**Given records**:
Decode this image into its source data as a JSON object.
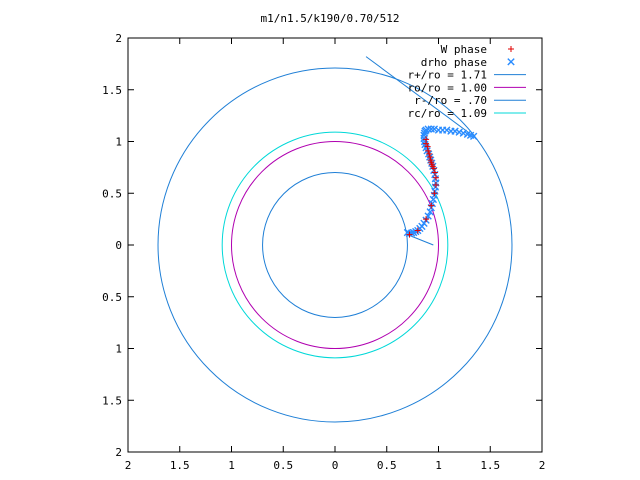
{
  "chart_data": {
    "type": "scatter",
    "title": "m1/n1.5/k190/0.70/512",
    "xlabel": "",
    "ylabel": "",
    "xlim": [
      -2,
      2
    ],
    "ylim": [
      -2,
      2
    ],
    "x_tick_values": [
      -2,
      -1.5,
      -1,
      -0.5,
      0,
      0.5,
      1,
      1.5,
      2
    ],
    "x_tick_labels": [
      "2",
      "1.5",
      "1",
      "0.5",
      "0",
      "0.5",
      "1",
      "1.5",
      "2"
    ],
    "y_tick_values": [
      2,
      1.5,
      1,
      0.5,
      0,
      -0.5,
      -1,
      -1.5,
      -2
    ],
    "y_tick_labels": [
      "2",
      "1.5",
      "1",
      "0.5",
      "0",
      "0.5",
      "1",
      "1.5",
      "2"
    ],
    "grid": false,
    "legend_position": "top-right",
    "circles": [
      {
        "name": "r+/ro = 1.71",
        "radius": 1.71,
        "color": "#1f7fd6"
      },
      {
        "name": "ro/ro = 1.00",
        "radius": 1.0,
        "color": "#b000b0"
      },
      {
        "name": "r-/ro = .70",
        "radius": 0.7,
        "color": "#1f7fd6"
      },
      {
        "name": "rc/ro = 1.09",
        "radius": 1.09,
        "color": "#00d8d8"
      }
    ],
    "series": [
      {
        "name": "W phase",
        "marker": "+",
        "color": "#e00000",
        "points": [
          [
            0.72,
            0.1
          ],
          [
            0.8,
            0.14
          ],
          [
            0.88,
            0.25
          ],
          [
            0.93,
            0.38
          ],
          [
            0.96,
            0.5
          ],
          [
            0.975,
            0.58
          ],
          [
            0.975,
            0.65
          ],
          [
            0.965,
            0.7
          ],
          [
            0.955,
            0.74
          ],
          [
            0.945,
            0.76
          ],
          [
            0.935,
            0.78
          ],
          [
            0.93,
            0.8
          ],
          [
            0.925,
            0.82
          ],
          [
            0.918,
            0.85
          ],
          [
            0.91,
            0.88
          ],
          [
            0.9,
            0.91
          ],
          [
            0.895,
            0.95
          ],
          [
            0.88,
            0.98
          ],
          [
            0.88,
            1.02
          ]
        ]
      },
      {
        "name": "drho phase",
        "marker": "x",
        "color": "#2a8cff",
        "points": [
          [
            0.7,
            0.12
          ],
          [
            0.72,
            0.11
          ],
          [
            0.74,
            0.115
          ],
          [
            0.76,
            0.12
          ],
          [
            0.78,
            0.13
          ],
          [
            0.8,
            0.14
          ],
          [
            0.82,
            0.16
          ],
          [
            0.84,
            0.18
          ],
          [
            0.86,
            0.21
          ],
          [
            0.88,
            0.24
          ],
          [
            0.9,
            0.28
          ],
          [
            0.92,
            0.32
          ],
          [
            0.93,
            0.36
          ],
          [
            0.94,
            0.4
          ],
          [
            0.95,
            0.44
          ],
          [
            0.96,
            0.48
          ],
          [
            0.965,
            0.52
          ],
          [
            0.97,
            0.56
          ],
          [
            0.975,
            0.6
          ],
          [
            0.97,
            0.64
          ],
          [
            0.965,
            0.68
          ],
          [
            0.955,
            0.72
          ],
          [
            0.945,
            0.76
          ],
          [
            0.935,
            0.79
          ],
          [
            0.925,
            0.82
          ],
          [
            0.915,
            0.85
          ],
          [
            0.905,
            0.88
          ],
          [
            0.89,
            0.91
          ],
          [
            0.88,
            0.94
          ],
          [
            0.87,
            0.97
          ],
          [
            0.865,
            1.0
          ],
          [
            0.86,
            1.03
          ],
          [
            0.86,
            1.06
          ],
          [
            0.865,
            1.08
          ],
          [
            0.87,
            1.1
          ],
          [
            0.88,
            1.11
          ],
          [
            0.9,
            1.12
          ],
          [
            0.93,
            1.12
          ],
          [
            0.96,
            1.12
          ],
          [
            1.0,
            1.11
          ],
          [
            1.04,
            1.11
          ],
          [
            1.08,
            1.11
          ],
          [
            1.12,
            1.1
          ],
          [
            1.16,
            1.1
          ],
          [
            1.2,
            1.09
          ],
          [
            1.24,
            1.08
          ],
          [
            1.28,
            1.07
          ],
          [
            1.31,
            1.06
          ],
          [
            1.34,
            1.05
          ]
        ]
      }
    ],
    "annotations": [
      {
        "type": "line",
        "points": [
          [
            0.3,
            1.82
          ],
          [
            1.3,
            1.08
          ]
        ],
        "color": "#1f7fd6"
      },
      {
        "type": "line",
        "points": [
          [
            0.7,
            0.1
          ],
          [
            0.95,
            0.0
          ]
        ],
        "color": "#1f7fd6"
      }
    ]
  }
}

**Written task**: Leave the pictures out, and print every line of the listing exactly as written.

**Response for this exercise**:
Decode this image into its source data as a JSON object.
{
  "chart_data": {
    "type": "scatter",
    "title": "m1/n1.5/k190/0.70/512",
    "xlabel": "",
    "ylabel": "",
    "xlim": [
      -2,
      2
    ],
    "ylim": [
      -2,
      2
    ],
    "x_tick_values": [
      -2,
      -1.5,
      -1,
      -0.5,
      0,
      0.5,
      1,
      1.5,
      2
    ],
    "x_tick_labels": [
      "2",
      "1.5",
      "1",
      "0.5",
      "0",
      "0.5",
      "1",
      "1.5",
      "2"
    ],
    "y_tick_values": [
      2,
      1.5,
      1,
      0.5,
      0,
      -0.5,
      -1,
      -1.5,
      -2
    ],
    "y_tick_labels": [
      "2",
      "1.5",
      "1",
      "0.5",
      "0",
      "0.5",
      "1",
      "1.5",
      "2"
    ],
    "grid": false,
    "legend_position": "top-right",
    "circles": [
      {
        "name": "r+/ro = 1.71",
        "radius": 1.71,
        "color": "#1f7fd6"
      },
      {
        "name": "ro/ro = 1.00",
        "radius": 1.0,
        "color": "#b000b0"
      },
      {
        "name": "r-/ro = .70",
        "radius": 0.7,
        "color": "#1f7fd6"
      },
      {
        "name": "rc/ro = 1.09",
        "radius": 1.09,
        "color": "#00d8d8"
      }
    ],
    "series": [
      {
        "name": "W phase",
        "marker": "+",
        "color": "#e00000",
        "points": [
          [
            0.72,
            0.1
          ],
          [
            0.8,
            0.14
          ],
          [
            0.88,
            0.25
          ],
          [
            0.93,
            0.38
          ],
          [
            0.96,
            0.5
          ],
          [
            0.975,
            0.58
          ],
          [
            0.975,
            0.65
          ],
          [
            0.965,
            0.7
          ],
          [
            0.955,
            0.74
          ],
          [
            0.945,
            0.76
          ],
          [
            0.935,
            0.78
          ],
          [
            0.93,
            0.8
          ],
          [
            0.925,
            0.82
          ],
          [
            0.918,
            0.85
          ],
          [
            0.91,
            0.88
          ],
          [
            0.9,
            0.91
          ],
          [
            0.895,
            0.95
          ],
          [
            0.88,
            0.98
          ],
          [
            0.88,
            1.02
          ]
        ]
      },
      {
        "name": "drho phase",
        "marker": "x",
        "color": "#2a8cff",
        "points": [
          [
            0.7,
            0.12
          ],
          [
            0.72,
            0.11
          ],
          [
            0.74,
            0.115
          ],
          [
            0.76,
            0.12
          ],
          [
            0.78,
            0.13
          ],
          [
            0.8,
            0.14
          ],
          [
            0.82,
            0.16
          ],
          [
            0.84,
            0.18
          ],
          [
            0.86,
            0.21
          ],
          [
            0.88,
            0.24
          ],
          [
            0.9,
            0.28
          ],
          [
            0.92,
            0.32
          ],
          [
            0.93,
            0.36
          ],
          [
            0.94,
            0.4
          ],
          [
            0.95,
            0.44
          ],
          [
            0.96,
            0.48
          ],
          [
            0.965,
            0.52
          ],
          [
            0.97,
            0.56
          ],
          [
            0.975,
            0.6
          ],
          [
            0.97,
            0.64
          ],
          [
            0.965,
            0.68
          ],
          [
            0.955,
            0.72
          ],
          [
            0.945,
            0.76
          ],
          [
            0.935,
            0.79
          ],
          [
            0.925,
            0.82
          ],
          [
            0.915,
            0.85
          ],
          [
            0.905,
            0.88
          ],
          [
            0.89,
            0.91
          ],
          [
            0.88,
            0.94
          ],
          [
            0.87,
            0.97
          ],
          [
            0.865,
            1.0
          ],
          [
            0.86,
            1.03
          ],
          [
            0.86,
            1.06
          ],
          [
            0.865,
            1.08
          ],
          [
            0.87,
            1.1
          ],
          [
            0.88,
            1.11
          ],
          [
            0.9,
            1.12
          ],
          [
            0.93,
            1.12
          ],
          [
            0.96,
            1.12
          ],
          [
            1.0,
            1.11
          ],
          [
            1.04,
            1.11
          ],
          [
            1.08,
            1.11
          ],
          [
            1.12,
            1.1
          ],
          [
            1.16,
            1.1
          ],
          [
            1.2,
            1.09
          ],
          [
            1.24,
            1.08
          ],
          [
            1.28,
            1.07
          ],
          [
            1.31,
            1.06
          ],
          [
            1.34,
            1.05
          ]
        ]
      }
    ],
    "annotations": [
      {
        "type": "line",
        "points": [
          [
            0.3,
            1.82
          ],
          [
            1.3,
            1.08
          ]
        ],
        "color": "#1f7fd6"
      },
      {
        "type": "line",
        "points": [
          [
            0.7,
            0.1
          ],
          [
            0.95,
            0.0
          ]
        ],
        "color": "#1f7fd6"
      }
    ]
  }
}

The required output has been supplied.